TO DO
Check every line of the data for the word "Acute", and copy those that have it.

INFORMATION PROVIDED
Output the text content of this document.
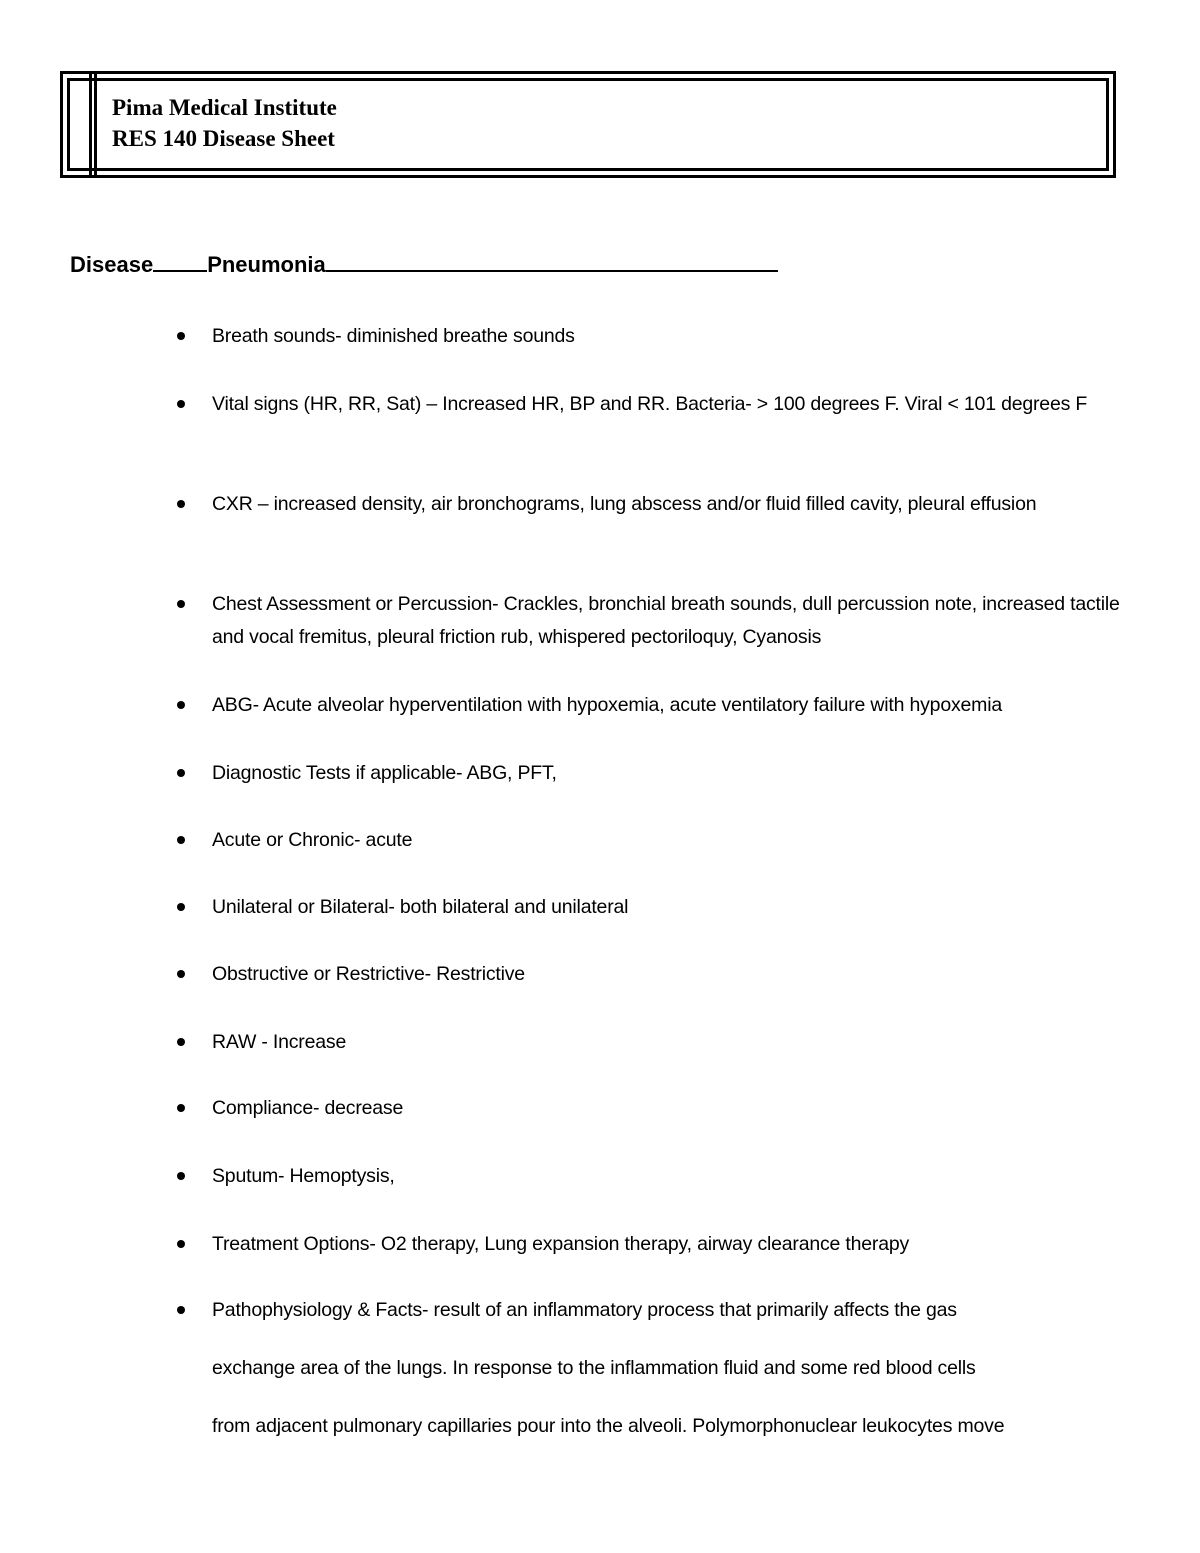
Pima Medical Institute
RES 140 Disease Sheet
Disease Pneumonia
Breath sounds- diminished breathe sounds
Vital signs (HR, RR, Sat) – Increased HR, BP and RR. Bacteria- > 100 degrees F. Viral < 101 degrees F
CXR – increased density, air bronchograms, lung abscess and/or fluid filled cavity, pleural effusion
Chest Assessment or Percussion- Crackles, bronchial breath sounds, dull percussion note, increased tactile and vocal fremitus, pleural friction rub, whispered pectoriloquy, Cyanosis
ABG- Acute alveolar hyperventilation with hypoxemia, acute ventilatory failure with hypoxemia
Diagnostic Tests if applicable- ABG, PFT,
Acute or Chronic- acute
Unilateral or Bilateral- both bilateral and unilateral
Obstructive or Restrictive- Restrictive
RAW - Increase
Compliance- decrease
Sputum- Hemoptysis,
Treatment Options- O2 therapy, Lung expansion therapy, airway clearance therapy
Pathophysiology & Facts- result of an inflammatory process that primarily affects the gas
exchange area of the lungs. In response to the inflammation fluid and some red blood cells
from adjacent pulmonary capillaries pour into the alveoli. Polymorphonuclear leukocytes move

TASK RESPONSE
ABG- Acute alveolar hyperventilation with hypoxemia, acute ventilatory failure with hypoxemia
Acute or Chronic- acute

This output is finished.